§ TASK TO CARRY OUT: Your task is to gather the lines below that hold the string "Snow".

[Items from a figure collection]
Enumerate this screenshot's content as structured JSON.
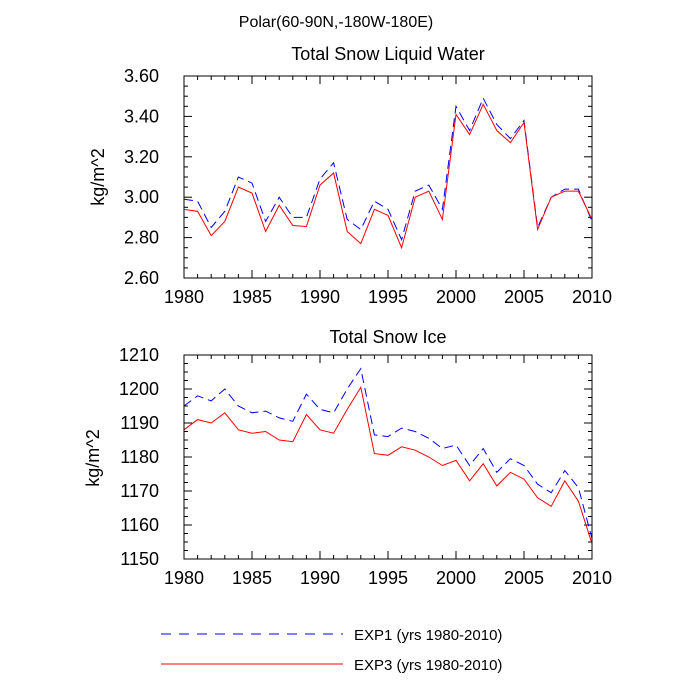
{
  "figure": {
    "suptitle": "Polar(60-90N,-180W-180E)"
  },
  "legend": [
    {
      "label": "EXP1 (yrs 1980-2010)",
      "color": "#0000ff",
      "dash": "dashed"
    },
    {
      "label": "EXP3 (yrs 1980-2010)",
      "color": "#ff0000",
      "dash": "solid"
    }
  ],
  "chart_data": [
    {
      "type": "line",
      "title": "Total Snow Liquid Water",
      "xlabel": "",
      "ylabel": "kg/m^2",
      "xlim": [
        1980,
        2010
      ],
      "ylim": [
        2.6,
        3.6
      ],
      "xticks": [
        1980,
        1985,
        1990,
        1995,
        2000,
        2005,
        2010
      ],
      "xtick_labels": [
        "1980",
        "1985",
        "1990",
        "1995",
        "2000",
        "2005",
        "2010"
      ],
      "yticks": [
        2.6,
        2.8,
        3.0,
        3.2,
        3.4,
        3.6
      ],
      "ytick_labels": [
        "2.60",
        "2.80",
        "3.00",
        "3.20",
        "3.40",
        "3.60"
      ],
      "x": [
        1980,
        1981,
        1982,
        1983,
        1984,
        1985,
        1986,
        1987,
        1988,
        1989,
        1990,
        1991,
        1992,
        1993,
        1994,
        1995,
        1996,
        1997,
        1998,
        1999,
        2000,
        2001,
        2002,
        2003,
        2004,
        2005,
        2006,
        2007,
        2008,
        2009,
        2010
      ],
      "series": [
        {
          "name": "EXP1 (yrs 1980-2010)",
          "color": "#0000ff",
          "dash": "dashed",
          "values": [
            2.99,
            2.98,
            2.85,
            2.93,
            3.1,
            3.07,
            2.88,
            3.0,
            2.9,
            2.9,
            3.09,
            3.17,
            2.89,
            2.84,
            2.98,
            2.94,
            2.79,
            3.03,
            3.06,
            2.94,
            3.45,
            3.33,
            3.49,
            3.36,
            3.29,
            3.38,
            2.85,
            3.0,
            3.04,
            3.04,
            2.88
          ]
        },
        {
          "name": "EXP3 (yrs 1980-2010)",
          "color": "#ff0000",
          "dash": "solid",
          "values": [
            2.94,
            2.93,
            2.81,
            2.88,
            3.05,
            3.02,
            2.83,
            2.96,
            2.86,
            2.855,
            3.06,
            3.12,
            2.83,
            2.77,
            2.94,
            2.91,
            2.75,
            3.0,
            3.03,
            2.89,
            3.41,
            3.31,
            3.46,
            3.33,
            3.27,
            3.37,
            2.84,
            3.0,
            3.03,
            3.03,
            2.89
          ]
        }
      ]
    },
    {
      "type": "line",
      "title": "Total Snow Ice",
      "xlabel": "",
      "ylabel": "kg/m^2",
      "xlim": [
        1980,
        2010
      ],
      "ylim": [
        1150,
        1210
      ],
      "xticks": [
        1980,
        1985,
        1990,
        1995,
        2000,
        2005,
        2010
      ],
      "xtick_labels": [
        "1980",
        "1985",
        "1990",
        "1995",
        "2000",
        "2005",
        "2010"
      ],
      "yticks": [
        1150,
        1160,
        1170,
        1180,
        1190,
        1200,
        1210
      ],
      "ytick_labels": [
        "1150",
        "1160",
        "1170",
        "1180",
        "1190",
        "1200",
        "1210"
      ],
      "x": [
        1980,
        1981,
        1982,
        1983,
        1984,
        1985,
        1986,
        1987,
        1988,
        1989,
        1990,
        1991,
        1992,
        1993,
        1994,
        1995,
        1996,
        1997,
        1998,
        1999,
        2000,
        2001,
        2002,
        2003,
        2004,
        2005,
        2006,
        2007,
        2008,
        2009,
        2010
      ],
      "series": [
        {
          "name": "EXP1 (yrs 1980-2010)",
          "color": "#0000ff",
          "dash": "dashed",
          "values": [
            1195,
            1198,
            1196.5,
            1200,
            1195,
            1193,
            1193.5,
            1191.5,
            1190.5,
            1198.5,
            1194,
            1193,
            1200,
            1206,
            1186.5,
            1186,
            1188.5,
            1187.5,
            1185.5,
            1182.5,
            1183.5,
            1177.5,
            1182.5,
            1175.5,
            1179.5,
            1177.5,
            1172,
            1169.5,
            1176,
            1171,
            1156
          ]
        },
        {
          "name": "EXP3 (yrs 1980-2010)",
          "color": "#ff0000",
          "dash": "solid",
          "values": [
            1188,
            1191,
            1190,
            1193,
            1188,
            1187,
            1187.5,
            1185,
            1184.5,
            1192.5,
            1188,
            1187,
            1194,
            1200.5,
            1181,
            1180.5,
            1183,
            1182,
            1180,
            1177.5,
            1179,
            1173,
            1178,
            1171.5,
            1175.5,
            1173.5,
            1168,
            1165.5,
            1173,
            1167,
            1154.5
          ]
        }
      ]
    }
  ]
}
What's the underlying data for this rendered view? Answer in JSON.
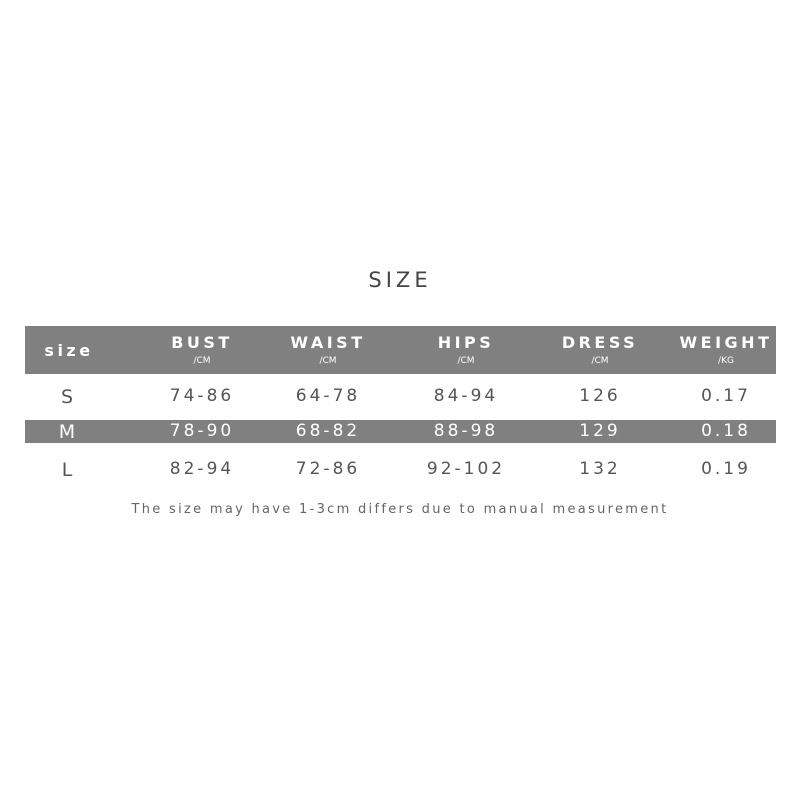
{
  "title": "SIZE",
  "header": {
    "size_label": "size",
    "columns": [
      {
        "name": "BUST",
        "unit": "/CM"
      },
      {
        "name": "WAIST",
        "unit": "/CM"
      },
      {
        "name": "HIPS",
        "unit": "/CM"
      },
      {
        "name": "DRESS",
        "unit": "/CM"
      },
      {
        "name": "WEIGHT",
        "unit": "/KG"
      }
    ]
  },
  "rows": [
    {
      "size": "S",
      "values": [
        "74-86",
        "64-78",
        "84-94",
        "126",
        "0.17"
      ]
    },
    {
      "size": "M",
      "values": [
        "78-90",
        "68-82",
        "88-98",
        "129",
        "0.18"
      ]
    },
    {
      "size": "L",
      "values": [
        "82-94",
        "72-86",
        "92-102",
        "132",
        "0.19"
      ]
    }
  ],
  "note": "The size may have 1-3cm differs due to manual measurement",
  "colors": {
    "band": "#808080",
    "text": "#555555"
  }
}
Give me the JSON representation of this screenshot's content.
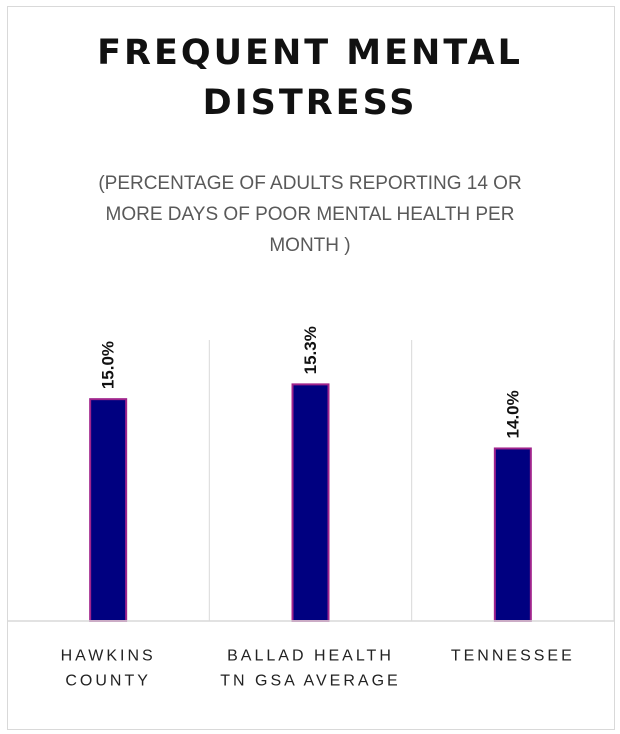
{
  "chart_data": {
    "type": "bar",
    "title_lines": [
      "FREQUENT MENTAL",
      "DISTRESS"
    ],
    "subtitle": "(PERCENTAGE OF ADULTS REPORTING 14 OR MORE DAYS OF POOR MENTAL HEALTH PER MONTH )",
    "categories": [
      [
        "HAWKINS",
        "COUNTY"
      ],
      [
        "BALLAD HEALTH",
        "TN GSA AVERAGE"
      ],
      [
        "TENNESSEE"
      ]
    ],
    "values": [
      15.0,
      15.3,
      14.0
    ],
    "data_labels": [
      "15.0%",
      "15.3%",
      "14.0%"
    ],
    "ylim": [
      10.5,
      16.2
    ],
    "grid": "vertical category separators",
    "colors": {
      "bar_fill": "#000080",
      "bar_stroke": "#a0248c",
      "grid": "#d9d9d9"
    }
  }
}
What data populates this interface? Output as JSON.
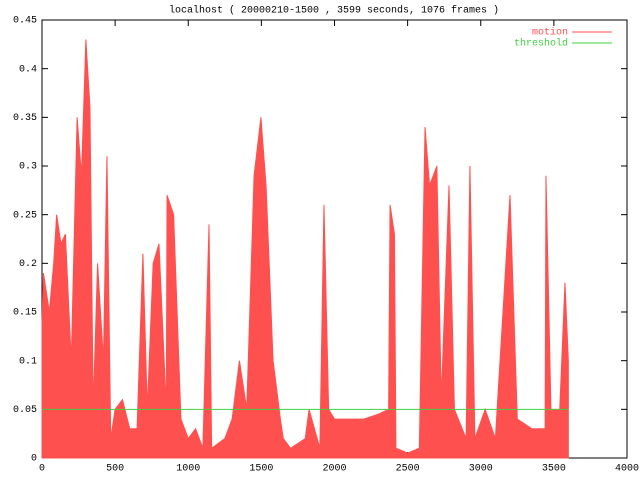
{
  "chart_data": {
    "type": "impulse-area",
    "title": "localhost ( 20000210-1500 , 3599 seconds, 1076 frames )",
    "xlim": [
      0,
      4000
    ],
    "xticks": [
      0,
      500,
      1000,
      1500,
      2000,
      2500,
      3000,
      3500,
      4000
    ],
    "ylim": [
      0,
      0.45
    ],
    "yticks": [
      0,
      0.05,
      0.1,
      0.15,
      0.2,
      0.25,
      0.3,
      0.35,
      0.4,
      0.45
    ],
    "legend": "top-right",
    "series": [
      {
        "name": "motion",
        "color": "#ff5050",
        "x": [
          0,
          10,
          50,
          80,
          100,
          130,
          160,
          200,
          240,
          270,
          300,
          328,
          350,
          380,
          420,
          444,
          470,
          500,
          550,
          600,
          650,
          690,
          720,
          760,
          800,
          850,
          855,
          900,
          950,
          1000,
          1050,
          1100,
          1142,
          1160,
          1250,
          1300,
          1350,
          1400,
          1450,
          1497,
          1532,
          1580,
          1630,
          1650,
          1700,
          1800,
          1826,
          1900,
          1928,
          1960,
          2000,
          2100,
          2200,
          2300,
          2370,
          2380,
          2410,
          2420,
          2500,
          2580,
          2619,
          2650,
          2700,
          2730,
          2783,
          2820,
          2900,
          2926,
          2960,
          3030,
          3100,
          3200,
          3250,
          3350,
          3440,
          3446,
          3480,
          3540,
          3576,
          3599
        ],
        "values": [
          0.14,
          0.19,
          0.15,
          0.2,
          0.25,
          0.22,
          0.23,
          0.1,
          0.35,
          0.29,
          0.43,
          0.36,
          0.05,
          0.2,
          0.1,
          0.31,
          0.02,
          0.05,
          0.06,
          0.03,
          0.03,
          0.21,
          0.05,
          0.2,
          0.22,
          0.05,
          0.27,
          0.25,
          0.04,
          0.02,
          0.03,
          0.01,
          0.24,
          0.01,
          0.02,
          0.04,
          0.1,
          0.05,
          0.29,
          0.35,
          0.28,
          0.1,
          0.04,
          0.02,
          0.01,
          0.02,
          0.05,
          0.01,
          0.26,
          0.05,
          0.04,
          0.04,
          0.04,
          0.045,
          0.05,
          0.26,
          0.23,
          0.01,
          0.005,
          0.01,
          0.34,
          0.28,
          0.3,
          0.06,
          0.28,
          0.05,
          0.02,
          0.3,
          0.02,
          0.05,
          0.02,
          0.27,
          0.04,
          0.03,
          0.03,
          0.29,
          0.05,
          0.05,
          0.18,
          0.1
        ]
      },
      {
        "name": "threshold",
        "color": "#40d040",
        "x": [
          0,
          3599
        ],
        "values": [
          0.05,
          0.05
        ]
      }
    ]
  }
}
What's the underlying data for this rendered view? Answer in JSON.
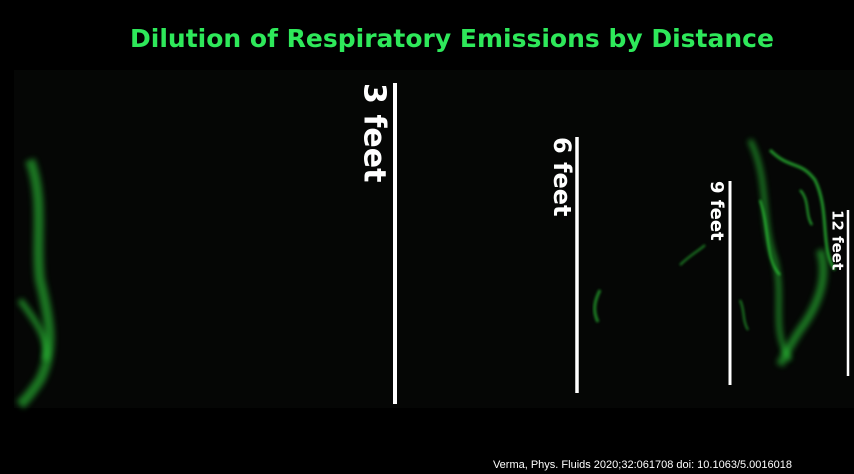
{
  "title": "Dilution of Respiratory Emissions by Distance",
  "markers": [
    {
      "label": "3 feet"
    },
    {
      "label": "6 feet"
    },
    {
      "label": "9 feet"
    },
    {
      "label": "12 feet"
    }
  ],
  "citation": "Verma, Phys. Fluids 2020;32:061708 doi: 10.1063/5.0016018"
}
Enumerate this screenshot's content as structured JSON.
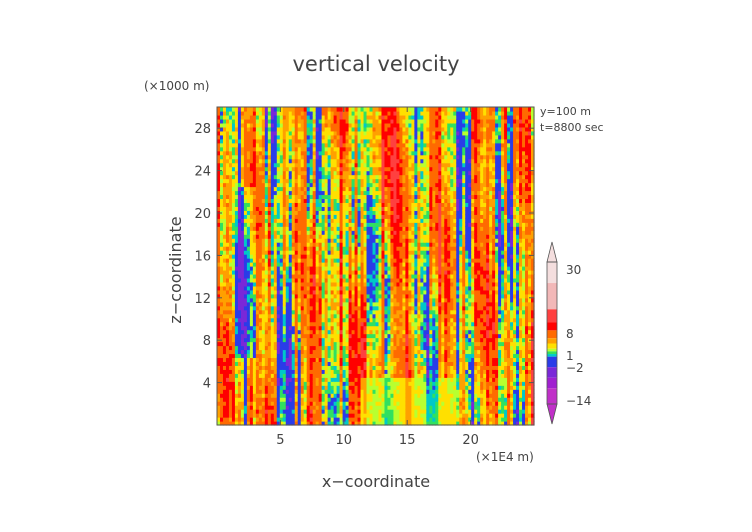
{
  "chart_data": {
    "type": "heatmap",
    "title": "vertical velocity",
    "xlabel": "x−coordinate",
    "ylabel": "z−coordinate",
    "x_unit": "(×1E4 m)",
    "y_unit": "(×1000 m)",
    "annotations": [
      "y=100 m",
      "t=8800 sec"
    ],
    "xlim": [
      0,
      25
    ],
    "ylim": [
      0,
      30
    ],
    "x_ticks": [
      5,
      10,
      15,
      20
    ],
    "y_ticks": [
      4,
      8,
      12,
      16,
      20,
      24,
      28
    ],
    "colorbar": {
      "ticks": [
        {
          "value": 30,
          "label": "30"
        },
        {
          "value": 8,
          "label": "8"
        },
        {
          "value": 1,
          "label": "1"
        },
        {
          "value": -2,
          "label": "−2"
        },
        {
          "value": -14,
          "label": "−14"
        }
      ],
      "levels": [
        {
          "min": 26,
          "max": 34,
          "color": "#f4dede"
        },
        {
          "min": 16,
          "max": 26,
          "color": "#f2b8b8"
        },
        {
          "min": 11,
          "max": 16,
          "color": "#ff4040"
        },
        {
          "min": 8,
          "max": 11,
          "color": "#ff0000"
        },
        {
          "min": 5,
          "max": 8,
          "color": "#ff6a00"
        },
        {
          "min": 3,
          "max": 5,
          "color": "#ffa000"
        },
        {
          "min": 1,
          "max": 3,
          "color": "#ffe000"
        },
        {
          "min": 0,
          "max": 1,
          "color": "#b8ff30"
        },
        {
          "min": -1,
          "max": 0,
          "color": "#30e060"
        },
        {
          "min": -2,
          "max": -1,
          "color": "#00c8c8"
        },
        {
          "min": -6,
          "max": -2,
          "color": "#2a3ce8"
        },
        {
          "min": -10,
          "max": -6,
          "color": "#7a28d8"
        },
        {
          "min": -14,
          "max": -10,
          "color": "#a020d0"
        },
        {
          "min": -20,
          "max": -14,
          "color": "#c030c8"
        }
      ]
    },
    "field_description": "Turbulent vertical velocity field with elongated vertical streaks; mostly orange/yellow (positive) with blue/purple (negative) streaks and green/cyan near-zero regions."
  }
}
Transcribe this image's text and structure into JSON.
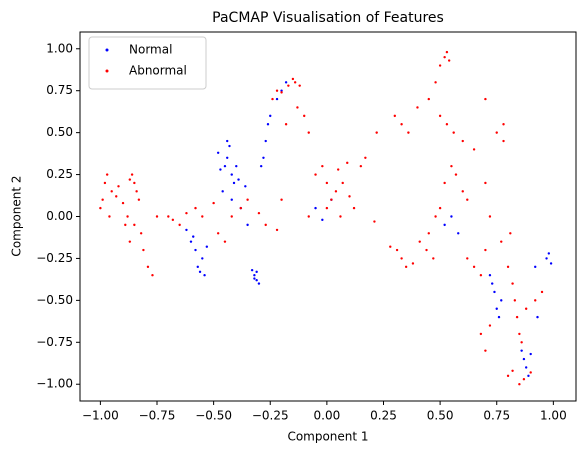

§ ANSWER FOR THE TASK:
      "title": "Total Snow Liquid Water",
      "title": "Total Snow Ice",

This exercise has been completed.